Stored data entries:
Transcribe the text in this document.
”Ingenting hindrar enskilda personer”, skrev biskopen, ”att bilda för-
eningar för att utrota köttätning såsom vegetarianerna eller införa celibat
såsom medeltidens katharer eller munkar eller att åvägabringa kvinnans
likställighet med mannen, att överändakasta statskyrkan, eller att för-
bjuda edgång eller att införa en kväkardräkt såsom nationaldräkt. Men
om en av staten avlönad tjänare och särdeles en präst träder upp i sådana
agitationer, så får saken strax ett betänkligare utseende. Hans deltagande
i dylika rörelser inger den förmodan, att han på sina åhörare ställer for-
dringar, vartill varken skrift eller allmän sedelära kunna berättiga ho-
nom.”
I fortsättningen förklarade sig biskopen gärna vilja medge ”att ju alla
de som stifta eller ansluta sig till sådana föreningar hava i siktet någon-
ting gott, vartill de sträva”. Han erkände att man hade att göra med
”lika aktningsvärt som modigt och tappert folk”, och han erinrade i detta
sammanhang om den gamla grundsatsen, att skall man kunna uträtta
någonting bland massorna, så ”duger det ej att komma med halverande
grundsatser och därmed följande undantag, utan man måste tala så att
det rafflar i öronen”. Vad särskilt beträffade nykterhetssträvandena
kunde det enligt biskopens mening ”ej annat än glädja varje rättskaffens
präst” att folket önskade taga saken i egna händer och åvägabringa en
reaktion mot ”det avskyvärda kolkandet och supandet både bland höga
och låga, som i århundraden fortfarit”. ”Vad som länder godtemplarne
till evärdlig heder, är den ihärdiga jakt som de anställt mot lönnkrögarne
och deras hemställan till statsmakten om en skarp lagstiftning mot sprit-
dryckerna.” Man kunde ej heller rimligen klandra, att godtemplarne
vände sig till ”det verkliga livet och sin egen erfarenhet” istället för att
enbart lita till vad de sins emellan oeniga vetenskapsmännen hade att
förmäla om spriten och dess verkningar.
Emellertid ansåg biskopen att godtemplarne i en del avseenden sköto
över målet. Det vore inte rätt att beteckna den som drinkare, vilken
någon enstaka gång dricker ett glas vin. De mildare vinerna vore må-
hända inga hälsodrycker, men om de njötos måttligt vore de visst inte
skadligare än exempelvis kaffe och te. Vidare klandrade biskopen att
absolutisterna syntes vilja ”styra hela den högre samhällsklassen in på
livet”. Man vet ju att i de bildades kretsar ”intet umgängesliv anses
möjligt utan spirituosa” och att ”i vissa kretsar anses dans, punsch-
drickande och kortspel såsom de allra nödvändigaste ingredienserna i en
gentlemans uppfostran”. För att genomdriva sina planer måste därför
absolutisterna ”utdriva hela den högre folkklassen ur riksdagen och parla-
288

» WHAT THE EXERCISE ASKS: A verbatim reproduction of all the records above is the expected answer.

» RESPONSE:
Transcribe the text in this document.
”Ingenting hindrar enskilda personer”, skrev biskopen, ”att bilda för-
eningar för att utrota köttätning såsom vegetarianerna eller införa celibat
såsom medeltidens katharer eller munkar eller att åvägabringa kvinnans
likställighet med mannen, att överändakasta statskyrkan, eller att för-
bjuda edgång eller att införa en kväkardräkt såsom nationaldräkt. Men
om en av staten avlönad tjänare och särdeles en präst träder upp i sådana
agitationer, så får saken strax ett betänkligare utseende. Hans deltagande
i dylika rörelser inger den förmodan, att han på sina åhörare ställer for-
dringar, vartill varken skrift eller allmän sedelära kunna berättiga ho-
nom.”
I fortsättningen förklarade sig biskopen gärna vilja medge ”att ju alla
de som stifta eller ansluta sig till sådana föreningar hava i siktet någon-
ting gott, vartill de sträva”. Han erkände att man hade att göra med
”lika aktningsvärt som modigt och tappert folk”, och han erinrade i detta
sammanhang om den gamla grundsatsen, att skall man kunna uträtta
någonting bland massorna, så ”duger det ej att komma med halverande
grundsatser och därmed följande undantag, utan man måste tala så att
det rafflar i öronen”. Vad särskilt beträffade nykterhetssträvandena
kunde det enligt biskopens mening ”ej annat än glädja varje rättskaffens
präst” att folket önskade taga saken i egna händer och åvägabringa en
reaktion mot ”det avskyvärda kolkandet och supandet både bland höga
och låga, som i århundraden fortfarit”. ”Vad som länder godtemplarne
till evärdlig heder, är den ihärdiga jakt som de anställt mot lönnkrögarne
och deras hemställan till statsmakten om en skarp lagstiftning mot sprit-
dryckerna.” Man kunde ej heller rimligen klandra, att godtemplarne
vände sig till ”det verkliga livet och sin egen erfarenhet” istället för att
enbart lita till vad de sins emellan oeniga vetenskapsmännen hade att
förmäla om spriten och dess verkningar.
Emellertid ansåg biskopen att godtemplarne i en del avseenden sköto
över målet. Det vore inte rätt att beteckna den som drinkare, vilken
någon enstaka gång dricker ett glas vin. De mildare vinerna vore må-
hända inga hälsodrycker, men om de njötos måttligt vore de visst inte
skadligare än exempelvis kaffe och te. Vidare klandrade biskopen att
absolutisterna syntes vilja ”styra hela den högre samhällsklassen in på
livet”. Man vet ju att i de bildades kretsar ”intet umgängesliv anses
möjligt utan spirituosa” och att ”i vissa kretsar anses dans, punsch-
drickande och kortspel såsom de allra nödvändigaste ingredienserna i en
gentlemans uppfostran”. För att genomdriva sina planer måste därför
absolutisterna ”utdriva hela den högre folkklassen ur riksdagen och parla-
288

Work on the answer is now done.